* BEGIN *
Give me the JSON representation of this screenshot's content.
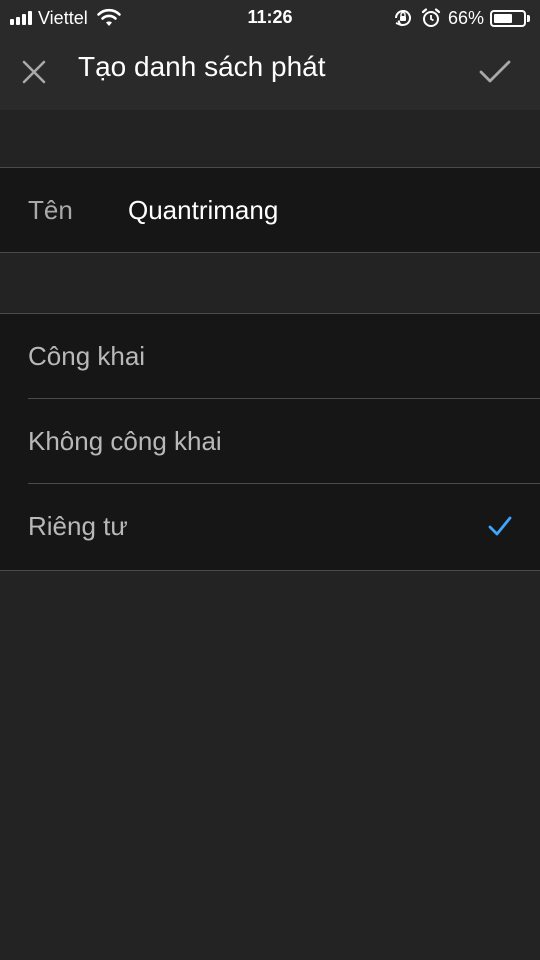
{
  "status_bar": {
    "carrier": "Viettel",
    "time": "11:26",
    "battery_percent": "66%",
    "battery_level": 0.66,
    "icons": [
      "signal-icon",
      "wifi-icon",
      "orientation-lock-icon",
      "alarm-icon",
      "battery-icon"
    ]
  },
  "header": {
    "title": "Tạo danh sách phát",
    "close_icon": "close-icon",
    "confirm_icon": "checkmark-icon"
  },
  "name_field": {
    "label": "Tên",
    "value": "Quantrimang"
  },
  "privacy_options": [
    {
      "label": "Công khai",
      "selected": false
    },
    {
      "label": "Không công khai",
      "selected": false
    },
    {
      "label": "Riêng tư",
      "selected": true
    }
  ],
  "colors": {
    "background": "#232323",
    "header_background": "#2a2a2a",
    "row_background": "#161616",
    "accent": "#3ea6ff"
  }
}
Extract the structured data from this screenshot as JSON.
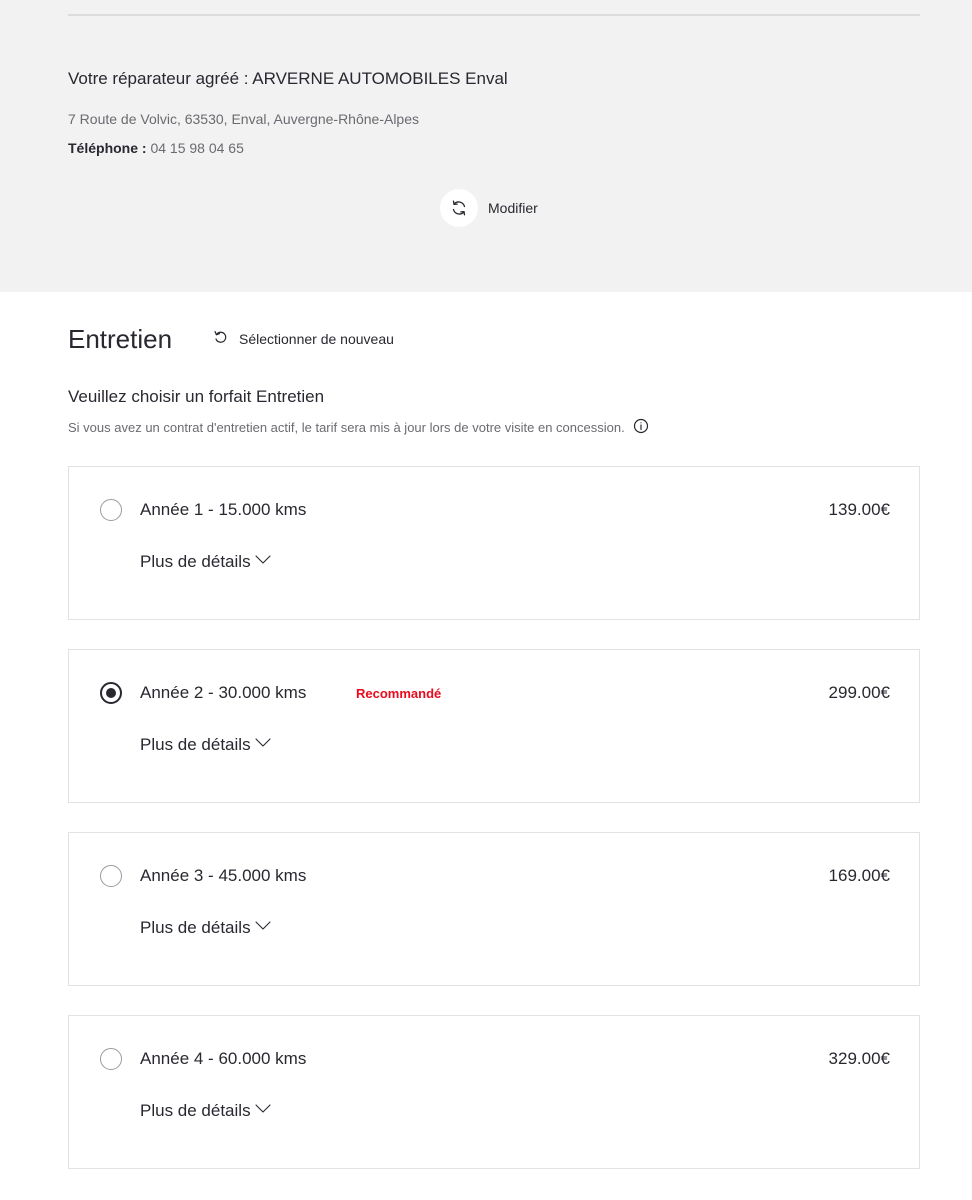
{
  "dealer": {
    "title": "Votre réparateur agréé : ARVERNE AUTOMOBILES Enval",
    "address": "7 Route de Volvic, 63530, Enval, Auvergne-Rhône-Alpes",
    "phone_label": "Téléphone :",
    "phone_value": " 04 15 98 04 65",
    "modify_label": "Modifier",
    "modify_icon": "refresh-icon"
  },
  "maintenance": {
    "title": "Entretien",
    "reselect_label": "Sélectionner de nouveau",
    "reselect_icon": "undo-icon",
    "choose_heading": "Veuillez choisir un forfait Entretien",
    "choose_note": "Si vous avez un contrat d'entretien actif, le tarif sera mis à jour lors de votre visite en concession.",
    "info_icon": "info-icon"
  },
  "packages": [
    {
      "name": "Année 1 - 15.000 kms",
      "price": "139.00€",
      "details_label": "Plus de détails",
      "selected": false,
      "badge": ""
    },
    {
      "name": "Année 2 - 30.000 kms",
      "price": "299.00€",
      "details_label": "Plus de détails",
      "selected": true,
      "badge": "Recommandé"
    },
    {
      "name": "Année 3 - 45.000 kms",
      "price": "169.00€",
      "details_label": "Plus de détails",
      "selected": false,
      "badge": ""
    },
    {
      "name": "Année 4 - 60.000 kms",
      "price": "329.00€",
      "details_label": "Plus de détails",
      "selected": false,
      "badge": ""
    }
  ],
  "colors": {
    "panel_background": "#f2f2f2",
    "text": "#282830",
    "muted_text": "#6a6b70",
    "accent_red": "#eb0a1e",
    "card_border": "#e2e2e4"
  }
}
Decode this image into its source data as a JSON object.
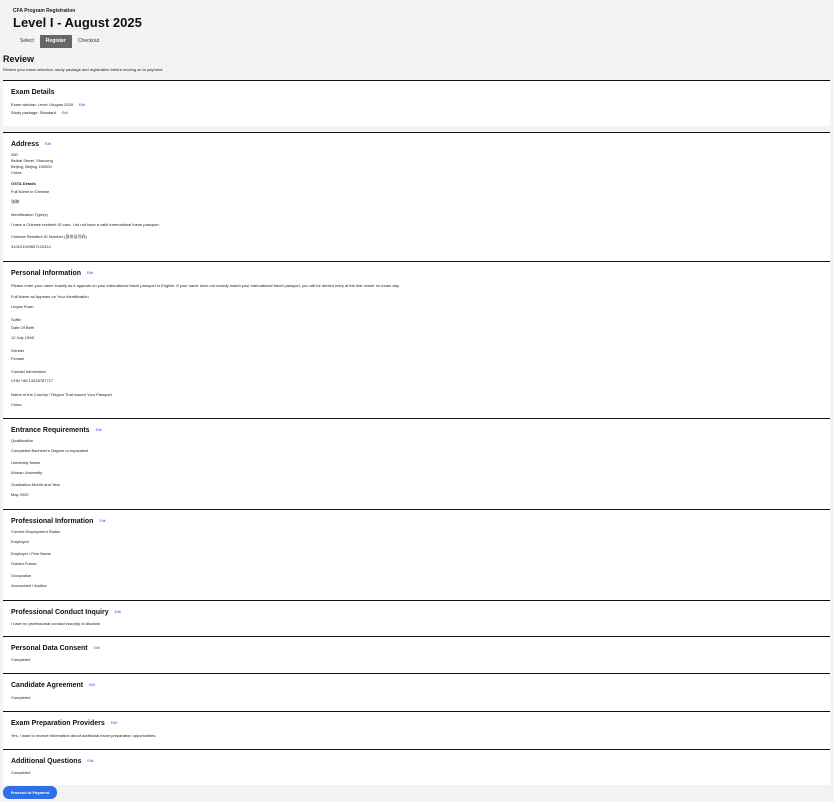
{
  "header": {
    "program": "CFA Program Registration",
    "title": "Level I - August 2025",
    "steps": [
      "Select",
      "Register",
      "Checkout"
    ]
  },
  "review": {
    "title": "Review",
    "subtitle": "Review your exam selection, study package and registration before moving on to payment."
  },
  "edit_label": "Edit",
  "exam": {
    "title": "Exam Details",
    "window": "Exam window: Level I August 2025",
    "package": "Study package: Standard"
  },
  "address": {
    "title": "Address",
    "lines": [
      "250",
      "Beihai Street, Shaoxing",
      "Beijing, Beijing 100000",
      "China"
    ],
    "osta": "OSTA Details",
    "full_name_label": "Full Name in Chinese",
    "full_name_value": "张琳",
    "id_type_label": "Identification Type(s)",
    "id_type_value": "I have a Chinese resident ID card. I do not have a valid international travel passport.",
    "id_number_label": "Chinese Resident ID Number (身份证号码)",
    "id_number_value": "310101199807120314"
  },
  "personal": {
    "title": "Personal Information",
    "note": "Please enter your name exactly as it appears on your international travel passport in English. If your name does not exactly match your international travel passport, you will be denied entry at the test center on exam day.",
    "name_label": "Full Name as Appears on Your Identification",
    "name_value": "Linyan Ruan",
    "suffix_label": "Suffix",
    "dob_label": "Date Of Birth",
    "dob_value": "12 July 1998",
    "gender_label": "Gender",
    "gender_value": "Female",
    "contact_label": "Contact Information",
    "contact_value": "CHN +86 13328787717",
    "country_label": "Name of the Country / Region That Issued Your Passport",
    "country_value": "China"
  },
  "entrance": {
    "title": "Entrance Requirements",
    "qual_label": "Qualification",
    "qual_value": "Completed Bachelor's Degree or equivalent",
    "uni_label": "University Name",
    "uni_value": "Wuhan University",
    "grad_label": "Graduation Month and Year",
    "grad_value": "May 2020"
  },
  "professional": {
    "title": "Professional Information",
    "status_label": "Current Employment Status",
    "status_value": "Employed",
    "firm_label": "Employer / Firm Name",
    "firm_value": "Golden Future",
    "occ_label": "Occupation",
    "occ_value": "Accountant / Auditor"
  },
  "conduct": {
    "title": "Professional Conduct Inquiry",
    "value": "I have no professional conduct issue(s) to disclose."
  },
  "consent": {
    "title": "Personal Data Consent",
    "value": "Completed"
  },
  "agreement": {
    "title": "Candidate Agreement",
    "value": "Completed"
  },
  "providers": {
    "title": "Exam Preparation Providers",
    "value": "Yes, I want to receive information about additional exam preparation opportunities."
  },
  "additional": {
    "title": "Additional Questions",
    "value": "Completed"
  },
  "proceed_label": "Proceed to Payment"
}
* END *
WHAT THE TASK REQUIRES: Each line holding the word "khai" counts once; report the total and nothing else.

RESULT BELOW: 2